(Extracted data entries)
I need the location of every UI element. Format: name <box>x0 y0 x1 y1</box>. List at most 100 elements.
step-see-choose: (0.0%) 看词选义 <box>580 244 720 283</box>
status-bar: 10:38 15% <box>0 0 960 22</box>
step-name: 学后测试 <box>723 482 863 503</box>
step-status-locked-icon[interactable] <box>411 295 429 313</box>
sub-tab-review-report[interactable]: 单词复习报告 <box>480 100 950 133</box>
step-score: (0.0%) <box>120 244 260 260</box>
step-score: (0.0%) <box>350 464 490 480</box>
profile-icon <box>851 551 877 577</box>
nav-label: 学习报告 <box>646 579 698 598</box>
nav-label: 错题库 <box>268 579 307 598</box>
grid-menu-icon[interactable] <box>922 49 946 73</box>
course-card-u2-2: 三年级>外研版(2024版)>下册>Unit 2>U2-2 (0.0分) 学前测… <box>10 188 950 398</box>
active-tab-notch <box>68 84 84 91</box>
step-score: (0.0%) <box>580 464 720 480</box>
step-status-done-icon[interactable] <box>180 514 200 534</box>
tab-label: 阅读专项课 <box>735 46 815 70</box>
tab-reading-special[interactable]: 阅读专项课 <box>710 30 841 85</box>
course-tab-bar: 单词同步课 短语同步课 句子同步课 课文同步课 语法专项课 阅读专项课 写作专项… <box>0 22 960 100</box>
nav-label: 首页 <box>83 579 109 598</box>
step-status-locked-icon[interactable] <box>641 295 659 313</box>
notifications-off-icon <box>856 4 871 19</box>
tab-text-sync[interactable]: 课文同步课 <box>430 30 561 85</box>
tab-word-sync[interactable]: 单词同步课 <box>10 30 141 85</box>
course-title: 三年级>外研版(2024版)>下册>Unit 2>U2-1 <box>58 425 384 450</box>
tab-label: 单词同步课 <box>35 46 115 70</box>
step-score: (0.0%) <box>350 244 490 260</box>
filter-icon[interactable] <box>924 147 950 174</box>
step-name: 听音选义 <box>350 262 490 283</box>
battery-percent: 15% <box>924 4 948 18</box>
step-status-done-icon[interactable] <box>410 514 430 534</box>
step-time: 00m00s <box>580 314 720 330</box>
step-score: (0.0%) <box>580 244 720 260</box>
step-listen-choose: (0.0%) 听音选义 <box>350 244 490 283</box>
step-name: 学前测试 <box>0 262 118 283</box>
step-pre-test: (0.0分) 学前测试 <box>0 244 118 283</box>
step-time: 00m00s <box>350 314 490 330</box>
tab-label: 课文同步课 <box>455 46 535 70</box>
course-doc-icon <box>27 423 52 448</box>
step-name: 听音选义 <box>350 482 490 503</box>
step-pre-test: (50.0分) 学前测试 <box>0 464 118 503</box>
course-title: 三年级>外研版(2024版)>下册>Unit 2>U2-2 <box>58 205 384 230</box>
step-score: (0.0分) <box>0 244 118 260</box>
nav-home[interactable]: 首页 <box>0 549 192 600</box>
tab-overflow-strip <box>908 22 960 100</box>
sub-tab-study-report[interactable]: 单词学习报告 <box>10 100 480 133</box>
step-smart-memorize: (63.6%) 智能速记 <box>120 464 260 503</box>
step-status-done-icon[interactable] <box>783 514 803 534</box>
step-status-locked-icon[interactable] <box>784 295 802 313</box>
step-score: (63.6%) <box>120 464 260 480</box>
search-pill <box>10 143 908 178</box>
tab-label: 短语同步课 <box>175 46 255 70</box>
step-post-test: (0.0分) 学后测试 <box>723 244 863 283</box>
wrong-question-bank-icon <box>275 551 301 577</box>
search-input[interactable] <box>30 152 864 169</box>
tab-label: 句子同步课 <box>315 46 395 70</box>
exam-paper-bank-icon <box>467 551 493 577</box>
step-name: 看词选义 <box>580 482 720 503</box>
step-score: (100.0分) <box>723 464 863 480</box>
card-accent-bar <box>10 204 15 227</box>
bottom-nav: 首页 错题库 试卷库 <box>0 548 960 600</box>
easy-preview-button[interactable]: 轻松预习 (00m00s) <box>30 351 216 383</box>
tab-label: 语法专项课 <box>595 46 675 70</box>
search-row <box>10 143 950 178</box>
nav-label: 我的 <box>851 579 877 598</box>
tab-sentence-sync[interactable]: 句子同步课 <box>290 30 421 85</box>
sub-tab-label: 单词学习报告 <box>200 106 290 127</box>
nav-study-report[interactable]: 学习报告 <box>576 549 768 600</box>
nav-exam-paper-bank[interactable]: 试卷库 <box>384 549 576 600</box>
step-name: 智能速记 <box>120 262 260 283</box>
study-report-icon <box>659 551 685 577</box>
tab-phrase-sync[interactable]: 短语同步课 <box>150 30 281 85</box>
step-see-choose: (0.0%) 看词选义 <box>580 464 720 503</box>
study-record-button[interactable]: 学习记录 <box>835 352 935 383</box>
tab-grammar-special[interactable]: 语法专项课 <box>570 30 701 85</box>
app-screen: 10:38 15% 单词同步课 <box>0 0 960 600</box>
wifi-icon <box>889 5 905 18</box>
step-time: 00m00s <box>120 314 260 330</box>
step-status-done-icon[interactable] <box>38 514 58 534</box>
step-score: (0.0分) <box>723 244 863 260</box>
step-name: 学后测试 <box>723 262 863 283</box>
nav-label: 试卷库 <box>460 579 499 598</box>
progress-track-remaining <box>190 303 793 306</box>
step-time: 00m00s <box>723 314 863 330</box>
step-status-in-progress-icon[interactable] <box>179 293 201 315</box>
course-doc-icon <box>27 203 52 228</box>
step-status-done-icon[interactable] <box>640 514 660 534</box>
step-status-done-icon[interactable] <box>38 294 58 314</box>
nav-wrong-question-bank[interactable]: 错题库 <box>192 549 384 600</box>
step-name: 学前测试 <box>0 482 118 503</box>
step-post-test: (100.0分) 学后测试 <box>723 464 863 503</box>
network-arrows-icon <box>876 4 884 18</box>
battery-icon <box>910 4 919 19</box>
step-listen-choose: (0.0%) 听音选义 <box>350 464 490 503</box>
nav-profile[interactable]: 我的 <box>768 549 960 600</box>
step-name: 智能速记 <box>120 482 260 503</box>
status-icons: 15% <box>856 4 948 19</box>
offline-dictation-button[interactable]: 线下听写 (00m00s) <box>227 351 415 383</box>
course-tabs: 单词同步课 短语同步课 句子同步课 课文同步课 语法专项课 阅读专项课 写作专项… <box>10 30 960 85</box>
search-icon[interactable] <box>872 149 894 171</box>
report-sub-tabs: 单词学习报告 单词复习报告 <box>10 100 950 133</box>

--- Objective ---
Turn the lines from the start through the one containing "step-status-locked-icon[interactable] <box>411 295" into a JSON list of strings, one string per line, leaving out any blank lines.

--- Exercise output ---
[
  "I need the location of every UI element. Format: name <box>x0 y0 x1 y1</box>. List at most 100 elements.",
  "step-see-choose: (0.0%) 看词选义 <box>580 244 720 283</box>",
  "status-bar: 10:38 15% <box>0 0 960 22</box>",
  "step-name: 学后测试 <box>723 482 863 503</box>",
  "step-status-locked-icon[interactable] <box>411 295 429 313</box>"
]